What is expected: Copy the records below exactly, omitting any pictures they contain.

Raw records:
<<<<

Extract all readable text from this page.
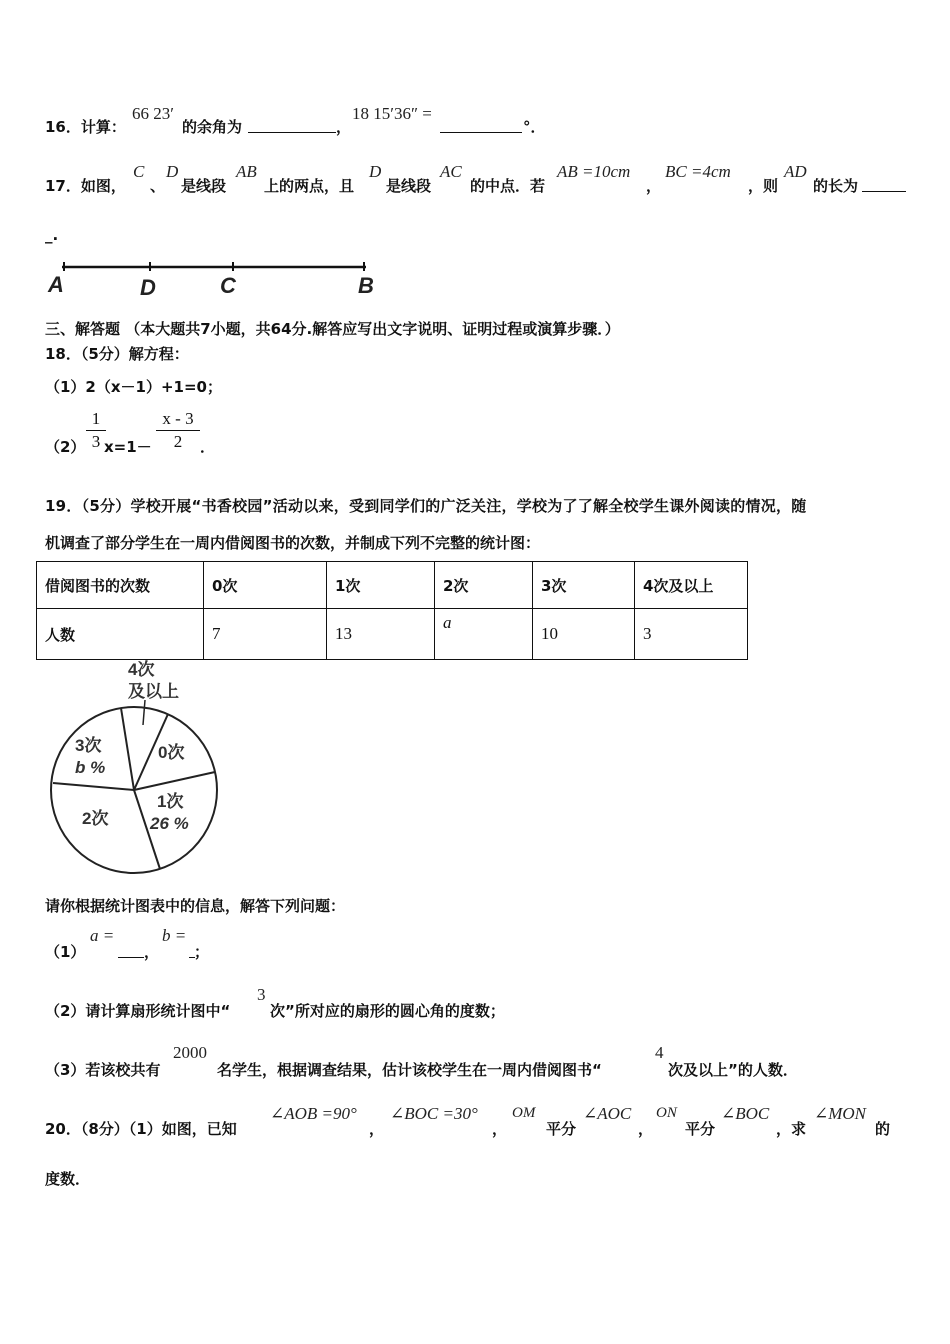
16．计算：
66 23′
的余角为	，
18 15′36″ =
°．
17．如图，
C
、
D
是线段
AB
上的两点，且
D
是线段
AC
的中点．若
AB =10cm
，
BC =4cm
，则
AD
的长为
_.
A	D	C	B
三、解答题 （本大题共7小题，共64分.解答应写出文字说明、证明过程或演算步骤．）
18．（5分）解方程：
（1）2（x－1）+1=0；
（2）
1
3 x=1－
x - 3
2	．
19．（5分）学校开展“书香校园”活动以来，受到同学们的广泛关注，学校为了了解全校学生课外阅读的情况，随
机调查了部分学生在一周内借阅图书的次数，并制成下列不完整的统计图：
借阅图书的次数	0次	1次	2次	3次	4次及以上
人数	7	13	a	10	3
4次
及以上
3次
b %
0次
1次
26 %
2次
请你根据统计图表中的信息，解答下列问题：
（1）
a =
，
b =
；
（2）请计算扇形统计图中“
3
次”所对应的扇形的圆心角的度数；
（3）若该校共有
2000
名学生，根据调查结果，估计该校学生在一周内借阅图书“
4
次及以上”的人数．
20．（8分）（1）如图，已知
∠AOB =90°
，
∠BOC =30°
，
OM
平分
∠AOC
，
ON
平分
∠BOC
，求
∠MON
的
度数．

>>>>

Worked solution:
Extract all readable text from this page.
16．计算：
66 23′
的余角为	，
18 15′36″ =
°．
17．如图，
C
、
D
是线段
AB
上的两点，且
D
是线段
AC
的中点．若
AB =10cm
，
BC =4cm
，则
AD
的长为
_.
A	D	C	B
三、解答题 （本大题共7小题，共64分.解答应写出文字说明、证明过程或演算步骤．）
18．（5分）解方程：
（1）2（x－1）+1=0；
（2）
1
3 x=1－
x - 3
2	．
19．（5分）学校开展“书香校园”活动以来，受到同学们的广泛关注，学校为了了解全校学生课外阅读的情况，随
机调查了部分学生在一周内借阅图书的次数，并制成下列不完整的统计图：
借阅图书的次数	0次	1次	2次	3次	4次及以上
人数	7	13	a	10	3
4次
及以上
3次
b %
0次
1次
26 %
2次
请你根据统计图表中的信息，解答下列问题：
（1）
a =
，
b =
；
（2）请计算扇形统计图中“
3
次”所对应的扇形的圆心角的度数；
（3）若该校共有
2000
名学生，根据调查结果，估计该校学生在一周内借阅图书“
4
次及以上”的人数．
20．（8分）（1）如图，已知
∠AOB =90°
，
∠BOC =30°
，
OM
平分
∠AOC
，
ON
平分
∠BOC
，求
∠MON
的
度数．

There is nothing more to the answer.